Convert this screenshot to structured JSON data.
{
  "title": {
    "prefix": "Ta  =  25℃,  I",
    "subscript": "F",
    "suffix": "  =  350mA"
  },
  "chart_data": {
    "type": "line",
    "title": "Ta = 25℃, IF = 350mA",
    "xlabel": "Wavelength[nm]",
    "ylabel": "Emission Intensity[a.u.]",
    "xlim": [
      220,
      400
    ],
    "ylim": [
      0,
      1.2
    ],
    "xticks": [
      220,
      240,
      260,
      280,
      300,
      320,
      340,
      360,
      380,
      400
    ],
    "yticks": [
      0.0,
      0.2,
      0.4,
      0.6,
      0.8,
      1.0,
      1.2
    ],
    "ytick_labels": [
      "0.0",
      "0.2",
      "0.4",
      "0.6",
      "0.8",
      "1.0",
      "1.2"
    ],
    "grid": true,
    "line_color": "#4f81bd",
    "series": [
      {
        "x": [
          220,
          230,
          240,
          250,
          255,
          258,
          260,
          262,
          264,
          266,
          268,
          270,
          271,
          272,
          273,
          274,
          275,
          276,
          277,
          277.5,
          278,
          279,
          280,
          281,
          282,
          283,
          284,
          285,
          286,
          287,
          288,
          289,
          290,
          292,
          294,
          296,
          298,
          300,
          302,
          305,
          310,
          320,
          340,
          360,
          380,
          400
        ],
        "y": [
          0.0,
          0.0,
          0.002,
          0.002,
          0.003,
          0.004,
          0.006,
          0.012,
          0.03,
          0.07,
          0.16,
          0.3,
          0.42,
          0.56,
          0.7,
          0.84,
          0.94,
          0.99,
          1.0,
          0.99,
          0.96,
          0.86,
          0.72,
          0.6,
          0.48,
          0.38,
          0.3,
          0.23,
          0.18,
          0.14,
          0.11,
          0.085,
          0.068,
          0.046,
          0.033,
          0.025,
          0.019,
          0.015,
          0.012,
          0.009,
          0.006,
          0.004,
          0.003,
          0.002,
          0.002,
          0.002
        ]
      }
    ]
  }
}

- **WHAT YOU WILL DO**
Extract the listing in its entirety and repeat it exactly.

- **FULL RESPONSE**
Convert this screenshot to structured JSON data.
{
  "title": {
    "prefix": "Ta  =  25℃,  I",
    "subscript": "F",
    "suffix": "  =  350mA"
  },
  "chart_data": {
    "type": "line",
    "title": "Ta = 25℃, IF = 350mA",
    "xlabel": "Wavelength[nm]",
    "ylabel": "Emission Intensity[a.u.]",
    "xlim": [
      220,
      400
    ],
    "ylim": [
      0,
      1.2
    ],
    "xticks": [
      220,
      240,
      260,
      280,
      300,
      320,
      340,
      360,
      380,
      400
    ],
    "yticks": [
      0.0,
      0.2,
      0.4,
      0.6,
      0.8,
      1.0,
      1.2
    ],
    "ytick_labels": [
      "0.0",
      "0.2",
      "0.4",
      "0.6",
      "0.8",
      "1.0",
      "1.2"
    ],
    "grid": true,
    "line_color": "#4f81bd",
    "series": [
      {
        "x": [
          220,
          230,
          240,
          250,
          255,
          258,
          260,
          262,
          264,
          266,
          268,
          270,
          271,
          272,
          273,
          274,
          275,
          276,
          277,
          277.5,
          278,
          279,
          280,
          281,
          282,
          283,
          284,
          285,
          286,
          287,
          288,
          289,
          290,
          292,
          294,
          296,
          298,
          300,
          302,
          305,
          310,
          320,
          340,
          360,
          380,
          400
        ],
        "y": [
          0.0,
          0.0,
          0.002,
          0.002,
          0.003,
          0.004,
          0.006,
          0.012,
          0.03,
          0.07,
          0.16,
          0.3,
          0.42,
          0.56,
          0.7,
          0.84,
          0.94,
          0.99,
          1.0,
          0.99,
          0.96,
          0.86,
          0.72,
          0.6,
          0.48,
          0.38,
          0.3,
          0.23,
          0.18,
          0.14,
          0.11,
          0.085,
          0.068,
          0.046,
          0.033,
          0.025,
          0.019,
          0.015,
          0.012,
          0.009,
          0.006,
          0.004,
          0.003,
          0.002,
          0.002,
          0.002
        ]
      }
    ]
  }
}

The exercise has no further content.